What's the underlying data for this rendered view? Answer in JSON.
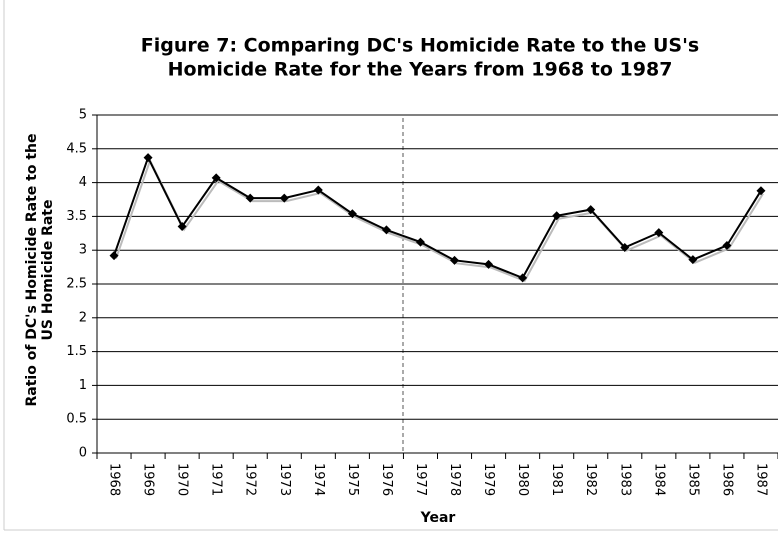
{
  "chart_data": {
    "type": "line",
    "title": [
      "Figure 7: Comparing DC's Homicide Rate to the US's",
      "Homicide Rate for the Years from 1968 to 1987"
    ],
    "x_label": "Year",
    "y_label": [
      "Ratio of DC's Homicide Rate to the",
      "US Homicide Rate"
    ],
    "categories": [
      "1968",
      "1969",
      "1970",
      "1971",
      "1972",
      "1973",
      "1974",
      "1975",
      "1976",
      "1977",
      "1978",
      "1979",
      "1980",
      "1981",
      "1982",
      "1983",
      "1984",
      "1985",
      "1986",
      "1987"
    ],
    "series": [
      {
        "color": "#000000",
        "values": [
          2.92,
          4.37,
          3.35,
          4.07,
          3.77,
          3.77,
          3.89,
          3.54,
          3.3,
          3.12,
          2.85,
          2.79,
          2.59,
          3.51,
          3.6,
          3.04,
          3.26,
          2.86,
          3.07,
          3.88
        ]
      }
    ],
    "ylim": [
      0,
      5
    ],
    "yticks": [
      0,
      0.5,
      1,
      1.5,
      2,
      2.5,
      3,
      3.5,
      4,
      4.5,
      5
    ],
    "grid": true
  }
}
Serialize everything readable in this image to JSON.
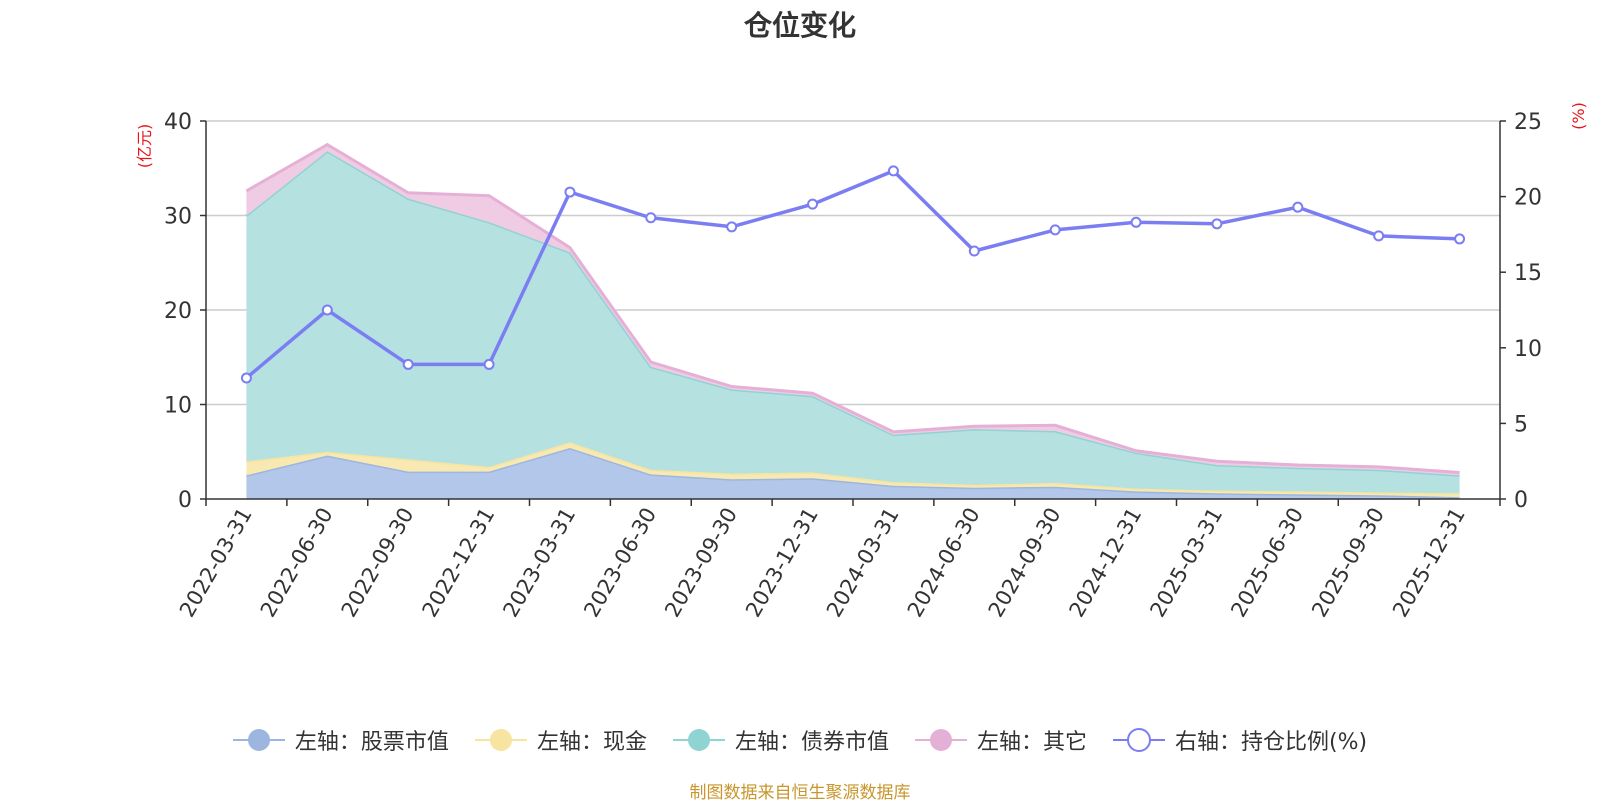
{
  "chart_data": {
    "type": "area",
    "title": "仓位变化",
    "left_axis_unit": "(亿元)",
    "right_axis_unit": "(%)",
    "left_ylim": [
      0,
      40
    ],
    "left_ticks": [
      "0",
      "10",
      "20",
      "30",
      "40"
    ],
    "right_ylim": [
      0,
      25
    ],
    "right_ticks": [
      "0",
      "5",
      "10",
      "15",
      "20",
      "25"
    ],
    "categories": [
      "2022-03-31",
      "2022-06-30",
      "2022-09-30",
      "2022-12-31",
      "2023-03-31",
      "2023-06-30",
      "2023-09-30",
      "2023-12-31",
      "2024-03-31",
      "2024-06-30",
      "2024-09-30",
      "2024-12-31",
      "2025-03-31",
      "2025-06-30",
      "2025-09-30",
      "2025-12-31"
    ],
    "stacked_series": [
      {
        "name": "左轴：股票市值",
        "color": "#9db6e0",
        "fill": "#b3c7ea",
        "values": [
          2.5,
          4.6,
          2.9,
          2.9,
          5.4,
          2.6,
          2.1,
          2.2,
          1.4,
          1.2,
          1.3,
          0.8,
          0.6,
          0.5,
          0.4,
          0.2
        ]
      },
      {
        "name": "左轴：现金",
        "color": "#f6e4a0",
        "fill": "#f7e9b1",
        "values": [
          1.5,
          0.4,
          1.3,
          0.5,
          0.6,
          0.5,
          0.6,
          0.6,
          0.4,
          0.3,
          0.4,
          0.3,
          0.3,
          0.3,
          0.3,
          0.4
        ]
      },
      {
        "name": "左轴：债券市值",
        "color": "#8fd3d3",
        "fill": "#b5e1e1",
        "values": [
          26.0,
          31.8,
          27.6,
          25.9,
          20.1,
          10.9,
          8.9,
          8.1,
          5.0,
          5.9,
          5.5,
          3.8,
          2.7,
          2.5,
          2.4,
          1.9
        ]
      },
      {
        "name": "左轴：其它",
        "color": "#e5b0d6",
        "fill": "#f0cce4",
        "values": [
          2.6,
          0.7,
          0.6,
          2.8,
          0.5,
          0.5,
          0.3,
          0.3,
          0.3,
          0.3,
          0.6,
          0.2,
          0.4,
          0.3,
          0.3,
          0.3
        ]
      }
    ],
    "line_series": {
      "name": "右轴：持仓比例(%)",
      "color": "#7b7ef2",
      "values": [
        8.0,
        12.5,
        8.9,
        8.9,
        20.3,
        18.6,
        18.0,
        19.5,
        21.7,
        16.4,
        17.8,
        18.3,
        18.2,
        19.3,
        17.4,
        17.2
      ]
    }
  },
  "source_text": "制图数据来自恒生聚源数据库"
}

## SET PROBLEM
Make an exact copy of every record, pictures excluded.

## CORRECT RESULT
What's the underlying data for this rendered view? Answer in JSON.
{
  "chart_data": {
    "type": "line",
    "title": [
      "Figure 7: Comparing DC's Homicide Rate to the US's",
      "Homicide Rate for the Years from 1968 to 1987"
    ],
    "x_label": "Year",
    "y_label": [
      "Ratio of DC's Homicide Rate to the",
      "US Homicide Rate"
    ],
    "categories": [
      "1968",
      "1969",
      "1970",
      "1971",
      "1972",
      "1973",
      "1974",
      "1975",
      "1976",
      "1977",
      "1978",
      "1979",
      "1980",
      "1981",
      "1982",
      "1983",
      "1984",
      "1985",
      "1986",
      "1987"
    ],
    "series": [
      {
        "color": "#000000",
        "values": [
          2.92,
          4.37,
          3.35,
          4.07,
          3.77,
          3.77,
          3.89,
          3.54,
          3.3,
          3.12,
          2.85,
          2.79,
          2.59,
          3.51,
          3.6,
          3.04,
          3.26,
          2.86,
          3.07,
          3.88
        ]
      }
    ],
    "ylim": [
      0,
      5
    ],
    "yticks": [
      0,
      0.5,
      1,
      1.5,
      2,
      2.5,
      3,
      3.5,
      4,
      4.5,
      5
    ],
    "grid": true
  }
}
Serialize everything readable in this image to JSON.
{
  "chart_data": {
    "type": "area",
    "title": "仓位变化",
    "left_axis_unit": "(亿元)",
    "right_axis_unit": "(%)",
    "left_ylim": [
      0,
      40
    ],
    "left_ticks": [
      "0",
      "10",
      "20",
      "30",
      "40"
    ],
    "right_ylim": [
      0,
      25
    ],
    "right_ticks": [
      "0",
      "5",
      "10",
      "15",
      "20",
      "25"
    ],
    "categories": [
      "2022-03-31",
      "2022-06-30",
      "2022-09-30",
      "2022-12-31",
      "2023-03-31",
      "2023-06-30",
      "2023-09-30",
      "2023-12-31",
      "2024-03-31",
      "2024-06-30",
      "2024-09-30",
      "2024-12-31",
      "2025-03-31",
      "2025-06-30",
      "2025-09-30",
      "2025-12-31"
    ],
    "stacked_series": [
      {
        "name": "左轴：股票市值",
        "color": "#9db6e0",
        "fill": "#b3c7ea",
        "values": [
          2.5,
          4.6,
          2.9,
          2.9,
          5.4,
          2.6,
          2.1,
          2.2,
          1.4,
          1.2,
          1.3,
          0.8,
          0.6,
          0.5,
          0.4,
          0.2
        ]
      },
      {
        "name": "左轴：现金",
        "color": "#f6e4a0",
        "fill": "#f7e9b1",
        "values": [
          1.5,
          0.4,
          1.3,
          0.5,
          0.6,
          0.5,
          0.6,
          0.6,
          0.4,
          0.3,
          0.4,
          0.3,
          0.3,
          0.3,
          0.3,
          0.4
        ]
      },
      {
        "name": "左轴：债券市值",
        "color": "#8fd3d3",
        "fill": "#b5e1e1",
        "values": [
          26.0,
          31.8,
          27.6,
          25.9,
          20.1,
          10.9,
          8.9,
          8.1,
          5.0,
          5.9,
          5.5,
          3.8,
          2.7,
          2.5,
          2.4,
          1.9
        ]
      },
      {
        "name": "左轴：其它",
        "color": "#e5b0d6",
        "fill": "#f0cce4",
        "values": [
          2.6,
          0.7,
          0.6,
          2.8,
          0.5,
          0.5,
          0.3,
          0.3,
          0.3,
          0.3,
          0.6,
          0.2,
          0.4,
          0.3,
          0.3,
          0.3
        ]
      }
    ],
    "line_series": {
      "name": "右轴：持仓比例(%)",
      "color": "#7b7ef2",
      "values": [
        8.0,
        12.5,
        8.9,
        8.9,
        20.3,
        18.6,
        18.0,
        19.5,
        21.7,
        16.4,
        17.8,
        18.3,
        18.2,
        19.3,
        17.4,
        17.2
      ]
    }
  },
  "source_text": "制图数据来自恒生聚源数据库"
}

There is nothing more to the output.